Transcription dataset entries
>>

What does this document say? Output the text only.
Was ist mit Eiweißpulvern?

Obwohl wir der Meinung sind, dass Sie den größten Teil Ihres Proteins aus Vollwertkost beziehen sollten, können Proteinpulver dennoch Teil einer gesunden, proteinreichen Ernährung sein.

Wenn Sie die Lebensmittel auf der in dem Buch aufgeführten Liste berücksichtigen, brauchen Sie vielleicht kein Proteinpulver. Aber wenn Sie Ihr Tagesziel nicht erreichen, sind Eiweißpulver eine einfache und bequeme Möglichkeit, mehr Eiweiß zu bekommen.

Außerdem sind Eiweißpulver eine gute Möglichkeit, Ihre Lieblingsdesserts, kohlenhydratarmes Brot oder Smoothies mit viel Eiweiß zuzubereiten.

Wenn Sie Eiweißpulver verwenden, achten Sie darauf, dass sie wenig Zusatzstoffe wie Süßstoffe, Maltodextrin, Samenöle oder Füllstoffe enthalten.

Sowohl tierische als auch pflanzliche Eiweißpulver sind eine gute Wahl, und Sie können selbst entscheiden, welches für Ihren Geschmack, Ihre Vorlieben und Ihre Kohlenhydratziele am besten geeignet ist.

<<

**DESCRIPTION OF THE TASK:** Once you have read the data above, print all of it again exactly.

**EXPECTED ANSWER:**
What does this document say? Output the text only.
Was ist mit Eiweißpulvern?

Obwohl wir der Meinung sind, dass Sie den größten Teil Ihres Proteins aus Vollwertkost beziehen sollten, können Proteinpulver dennoch Teil einer gesunden, proteinreichen Ernährung sein.

Wenn Sie die Lebensmittel auf der in dem Buch aufgeführten Liste berücksichtigen, brauchen Sie vielleicht kein Proteinpulver. Aber wenn Sie Ihr Tagesziel nicht erreichen, sind Eiweißpulver eine einfache und bequeme Möglichkeit, mehr Eiweiß zu bekommen.

Außerdem sind Eiweißpulver eine gute Möglichkeit, Ihre Lieblingsdesserts, kohlenhydratarmes Brot oder Smoothies mit viel Eiweiß zuzubereiten.

Wenn Sie Eiweißpulver verwenden, achten Sie darauf, dass sie wenig Zusatzstoffe wie Süßstoffe, Maltodextrin, Samenöle oder Füllstoffe enthalten.

Sowohl tierische als auch pflanzliche Eiweißpulver sind eine gute Wahl, und Sie können selbst entscheiden, welches für Ihren Geschmack, Ihre Vorlieben und Ihre Kohlenhydratziele am besten geeignet ist.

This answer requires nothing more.